◆ **Extracted material**

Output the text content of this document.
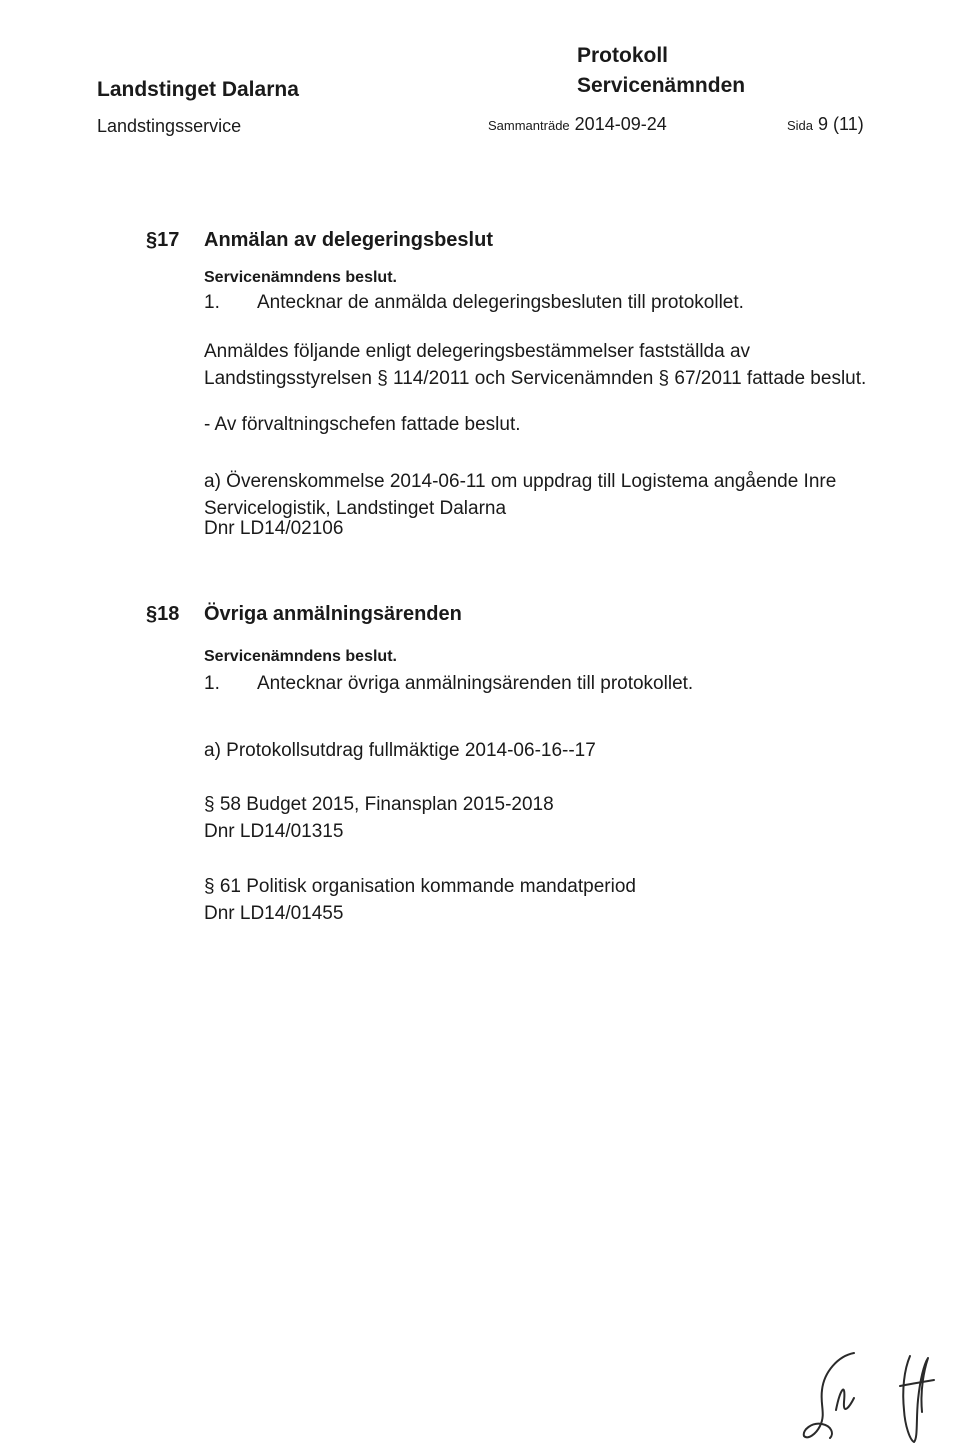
Landstinget Dalarna
Landstingsservice
Protokoll
Servicenämnden
Sammanträde 2014-09-24	Sida 9 (11)
§17 Anmälan av delegeringsbeslut
Servicenämndens beslut.
1. Antecknar de anmälda delegeringsbesluten till protokollet.
Anmäldes följande enligt delegeringsbestämmelser fastställda av Landstingsstyrelsen § 114/2011 och Servicenämnden § 67/2011 fattade beslut.
- Av förvaltningschefen fattade beslut.
a) Överenskommelse 2014-06-11 om uppdrag till Logistema angående Inre Servicelogistik, Landstinget Dalarna
Dnr LD14/02106
§18 Övriga anmälningsärenden
Servicenämndens beslut.
1. Antecknar övriga anmälningsärenden till protokollet.
a) Protokollsutdrag fullmäktige 2014-06-16--17
§ 58 Budget 2015, Finansplan 2015-2018
Dnr LD14/01315
§ 61 Politisk organisation kommande mandatperiod
Dnr LD14/01455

◆ **Short task**
Repeat the entries exactly. Pictures are excluded from the copy.

◆ **Problem solution**
Output the text content of this document.
Landstinget Dalarna
Landstingsservice
Protokoll
Servicenämnden
Sammanträde 2014-09-24	Sida 9 (11)
§17 Anmälan av delegeringsbeslut
Servicenämndens beslut.
1. Antecknar de anmälda delegeringsbesluten till protokollet.
Anmäldes följande enligt delegeringsbestämmelser fastställda av Landstingsstyrelsen § 114/2011 och Servicenämnden § 67/2011 fattade beslut.
- Av förvaltningschefen fattade beslut.
a) Överenskommelse 2014-06-11 om uppdrag till Logistema angående Inre Servicelogistik, Landstinget Dalarna
Dnr LD14/02106
§18 Övriga anmälningsärenden
Servicenämndens beslut.
1. Antecknar övriga anmälningsärenden till protokollet.
a) Protokollsutdrag fullmäktige 2014-06-16--17
§ 58 Budget 2015, Finansplan 2015-2018
Dnr LD14/01315
§ 61 Politisk organisation kommande mandatperiod
Dnr LD14/01455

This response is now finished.